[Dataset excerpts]

:::

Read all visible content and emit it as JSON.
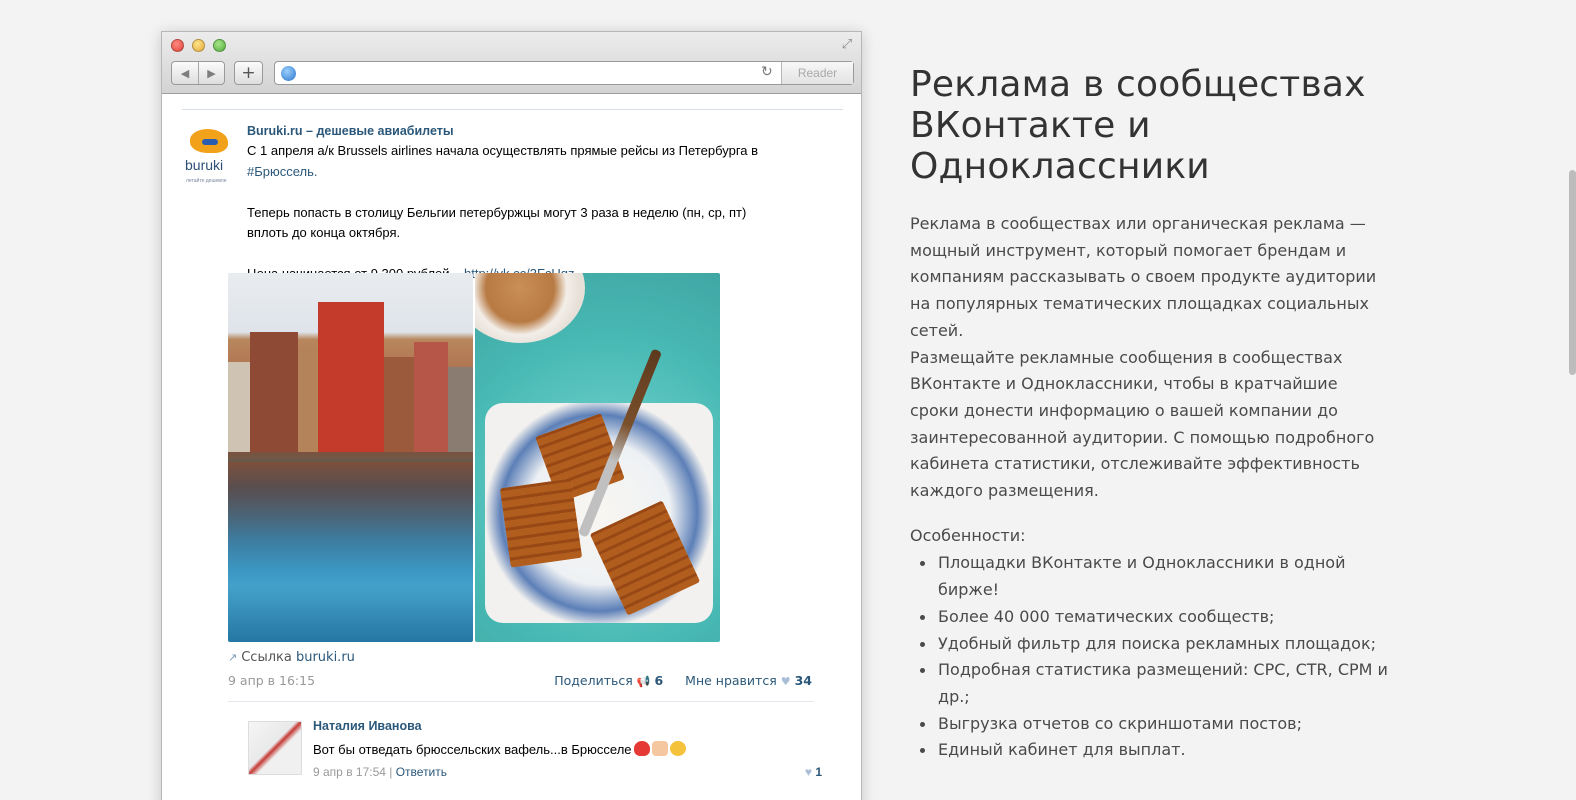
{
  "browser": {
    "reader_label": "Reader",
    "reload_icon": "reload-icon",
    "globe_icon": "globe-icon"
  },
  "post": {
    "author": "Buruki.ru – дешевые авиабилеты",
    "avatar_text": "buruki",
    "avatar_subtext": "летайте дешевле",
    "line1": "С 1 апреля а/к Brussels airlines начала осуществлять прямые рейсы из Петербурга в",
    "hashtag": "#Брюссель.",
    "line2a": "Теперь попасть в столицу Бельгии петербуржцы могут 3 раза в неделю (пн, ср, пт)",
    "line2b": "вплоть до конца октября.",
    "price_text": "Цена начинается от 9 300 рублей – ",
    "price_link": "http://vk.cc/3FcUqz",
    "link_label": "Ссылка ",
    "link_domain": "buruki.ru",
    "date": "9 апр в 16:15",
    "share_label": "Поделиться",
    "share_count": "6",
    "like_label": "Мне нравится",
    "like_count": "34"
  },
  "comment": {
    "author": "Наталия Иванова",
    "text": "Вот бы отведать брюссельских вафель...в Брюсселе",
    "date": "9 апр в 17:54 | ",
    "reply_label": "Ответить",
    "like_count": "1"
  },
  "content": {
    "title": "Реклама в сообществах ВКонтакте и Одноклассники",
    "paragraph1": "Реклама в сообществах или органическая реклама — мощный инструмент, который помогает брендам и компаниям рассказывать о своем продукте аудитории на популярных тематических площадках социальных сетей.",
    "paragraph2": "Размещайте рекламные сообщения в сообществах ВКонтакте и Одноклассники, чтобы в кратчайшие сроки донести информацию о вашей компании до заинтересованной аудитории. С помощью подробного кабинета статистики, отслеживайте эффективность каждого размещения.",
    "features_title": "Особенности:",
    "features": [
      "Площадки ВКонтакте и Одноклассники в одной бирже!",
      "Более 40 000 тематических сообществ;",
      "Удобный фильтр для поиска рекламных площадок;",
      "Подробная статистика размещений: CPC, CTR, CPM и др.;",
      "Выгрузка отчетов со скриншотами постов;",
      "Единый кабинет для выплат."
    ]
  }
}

:::

**Short exercise**
Repeat the listing above exactly, with no pictures.

**Result of this task**
Read all visible content and emit it as JSON.
{
  "browser": {
    "reader_label": "Reader",
    "reload_icon": "reload-icon",
    "globe_icon": "globe-icon"
  },
  "post": {
    "author": "Buruki.ru – дешевые авиабилеты",
    "avatar_text": "buruki",
    "avatar_subtext": "летайте дешевле",
    "line1": "С 1 апреля а/к Brussels airlines начала осуществлять прямые рейсы из Петербурга в",
    "hashtag": "#Брюссель.",
    "line2a": "Теперь попасть в столицу Бельгии петербуржцы могут 3 раза в неделю (пн, ср, пт)",
    "line2b": "вплоть до конца октября.",
    "price_text": "Цена начинается от 9 300 рублей – ",
    "price_link": "http://vk.cc/3FcUqz",
    "link_label": "Ссылка ",
    "link_domain": "buruki.ru",
    "date": "9 апр в 16:15",
    "share_label": "Поделиться",
    "share_count": "6",
    "like_label": "Мне нравится",
    "like_count": "34"
  },
  "comment": {
    "author": "Наталия Иванова",
    "text": "Вот бы отведать брюссельских вафель...в Брюсселе",
    "date": "9 апр в 17:54 | ",
    "reply_label": "Ответить",
    "like_count": "1"
  },
  "content": {
    "title": "Реклама в сообществах ВКонтакте и Одноклассники",
    "paragraph1": "Реклама в сообществах или органическая реклама — мощный инструмент, который помогает брендам и компаниям рассказывать о своем продукте аудитории на популярных тематических площадках социальных сетей.",
    "paragraph2": "Размещайте рекламные сообщения в сообществах ВКонтакте и Одноклассники, чтобы в кратчайшие сроки донести информацию о вашей компании до заинтересованной аудитории. С помощью подробного кабинета статистики, отслеживайте эффективность каждого размещения.",
    "features_title": "Особенности:",
    "features": [
      "Площадки ВКонтакте и Одноклассники в одной бирже!",
      "Более 40 000 тематических сообществ;",
      "Удобный фильтр для поиска рекламных площадок;",
      "Подробная статистика размещений: CPC, CTR, CPM и др.;",
      "Выгрузка отчетов со скриншотами постов;",
      "Единый кабинет для выплат."
    ]
  }
}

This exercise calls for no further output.